__Saved entries__.
***

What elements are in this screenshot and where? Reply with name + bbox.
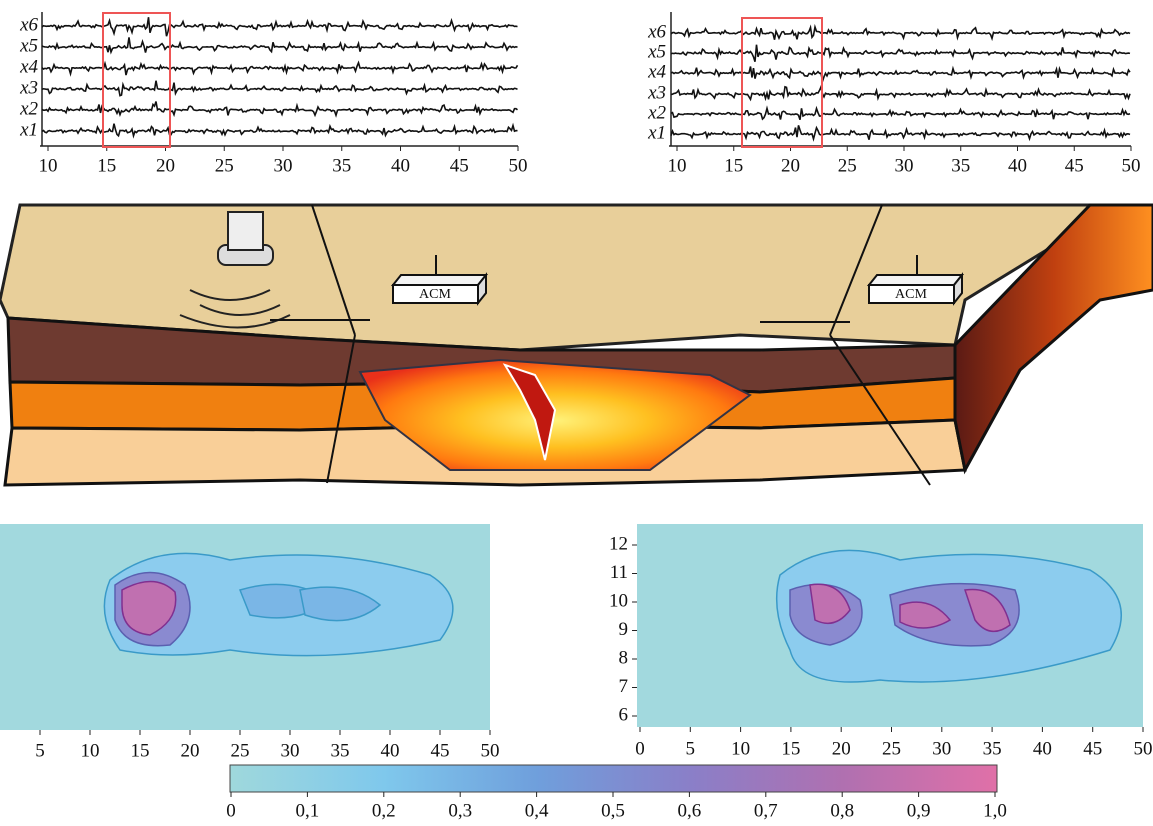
x-tick-label: 20 [156,155,175,176]
x-tick-label: 10 [668,155,687,176]
trace-label: x2 [647,102,666,123]
x-tick-label: 5 [35,740,45,761]
trace [42,81,518,96]
trace [42,63,518,75]
colorbar-label: 0,2 [372,800,396,821]
x-tick-label: 35 [331,740,350,761]
trace [671,125,1130,139]
x-tick-label: 15 [131,740,150,761]
trace [42,37,518,52]
x-tick-label: 20 [781,155,800,176]
x-tick-label: 25 [838,155,857,176]
trace [671,108,1130,120]
trace-label: x4 [647,61,666,82]
x-tick-label: 15 [97,155,116,176]
x-tick-label: 10 [81,740,100,761]
x-tick-label: 30 [932,738,951,759]
y-tick-label: 6 [619,704,629,725]
trace [42,124,518,136]
x-tick-label: 40 [391,155,410,176]
trace [671,45,1130,62]
trace-label: x6 [19,14,38,35]
x-tick-label: 30 [274,155,293,176]
cross-section: ACM ACM [0,205,1153,485]
trace-label: x5 [19,35,38,56]
x-tick-label: 50 [509,155,528,176]
x-tick-label: 50 [1122,155,1141,176]
colorbar-label: 0,6 [678,800,702,821]
x-tick-label: 20 [181,740,200,761]
x-tick-label: 45 [1083,738,1102,759]
station-label: ACM [895,287,927,302]
x-tick-label: 25 [231,740,250,761]
figure: ACM ACM 101520253035404550x6x5x4x3x2x110… [0,0,1153,826]
trace-label: x1 [19,119,38,140]
trace-label: x3 [647,82,666,103]
x-tick-label: 0 [635,738,645,759]
station-label: ACM [419,287,451,302]
x-tick-label: 15 [781,738,800,759]
x-tick-label: 40 [1033,738,1052,759]
y-tick-label: 8 [619,647,629,668]
x-tick-label: 50 [481,740,500,761]
colorbar [230,765,997,792]
x-tick-label: 30 [281,740,300,761]
x-tick-label: 25 [882,738,901,759]
x-tick-label: 10 [731,738,750,759]
trace-label: x4 [19,56,38,77]
x-tick-label: 5 [686,738,696,759]
x-tick-label: 35 [983,738,1002,759]
colorbar-label: 0,3 [448,800,472,821]
colorbar-label: 0,4 [525,800,549,821]
colorbar-label: 0 [226,800,236,821]
x-tick-label: 40 [381,740,400,761]
trace-label: x5 [647,41,666,62]
trace [671,67,1130,82]
trace-label: x6 [647,21,666,42]
trace [42,102,518,116]
x-tick-label: 10 [39,155,58,176]
colorbar-label: 0,8 [830,800,854,821]
colorbar-label: 0,9 [907,800,931,821]
x-tick-label: 30 [895,155,914,176]
colorbar-label: 0,7 [754,800,778,821]
y-tick-label: 11 [610,562,628,583]
y-tick-label: 12 [609,533,628,554]
trace-label: x3 [19,77,38,98]
trace [671,87,1130,100]
x-tick-label: 35 [951,155,970,176]
x-tick-label: 45 [1065,155,1084,176]
colorbar-label: 1,0 [983,800,1007,821]
colorbar-label: 0,5 [601,800,625,821]
x-tick-label: 45 [450,155,469,176]
y-tick-label: 7 [619,676,629,697]
trace [671,27,1130,40]
colorbar-label: 0,1 [296,800,320,821]
y-tick-label: 9 [619,619,629,640]
x-tick-label: 25 [215,155,234,176]
x-tick-label: 45 [431,740,450,761]
x-tick-label: 35 [332,155,351,176]
x-tick-label: 20 [832,738,851,759]
trace [42,17,518,36]
y-tick-label: 10 [609,590,628,611]
x-tick-label: 50 [1134,738,1153,759]
trace-label: x2 [19,98,38,119]
highlight-box [742,18,822,147]
trace-label: x1 [647,122,666,143]
x-tick-label: 15 [724,155,743,176]
x-tick-label: 40 [1008,155,1027,176]
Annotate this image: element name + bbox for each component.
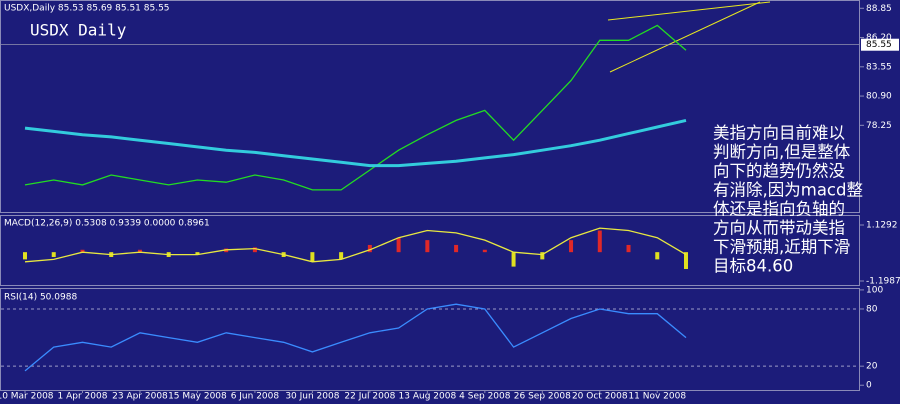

***

__TASK__.
Copy the lines above word for word, from the line containing "x-tick-label: 20 [156,155,175,176]" through the line containing "trace [671,45,1130,62]", including both of those lines.

__CORRECT OUTPUT__.
x-tick-label: 20 [156,155,175,176]
x-tick-label: 10 [668,155,687,176]
trace-label: x2 [647,102,666,123]
x-tick-label: 5 [35,740,45,761]
trace [42,81,518,96]
trace [42,63,518,75]
colorbar-label: 0,2 [372,800,396,821]
x-tick-label: 35 [331,740,350,761]
trace [671,125,1130,139]
x-tick-label: 15 [131,740,150,761]
trace [42,37,518,52]
x-tick-label: 20 [781,155,800,176]
x-tick-label: 25 [838,155,857,176]
trace [671,108,1130,120]
trace-label: x4 [647,61,666,82]
x-tick-label: 15 [97,155,116,176]
x-tick-label: 10 [81,740,100,761]
x-tick-label: 30 [932,738,951,759]
y-tick-label: 6 [619,704,629,725]
trace [42,124,518,136]
x-tick-label: 40 [391,155,410,176]
trace [671,45,1130,62]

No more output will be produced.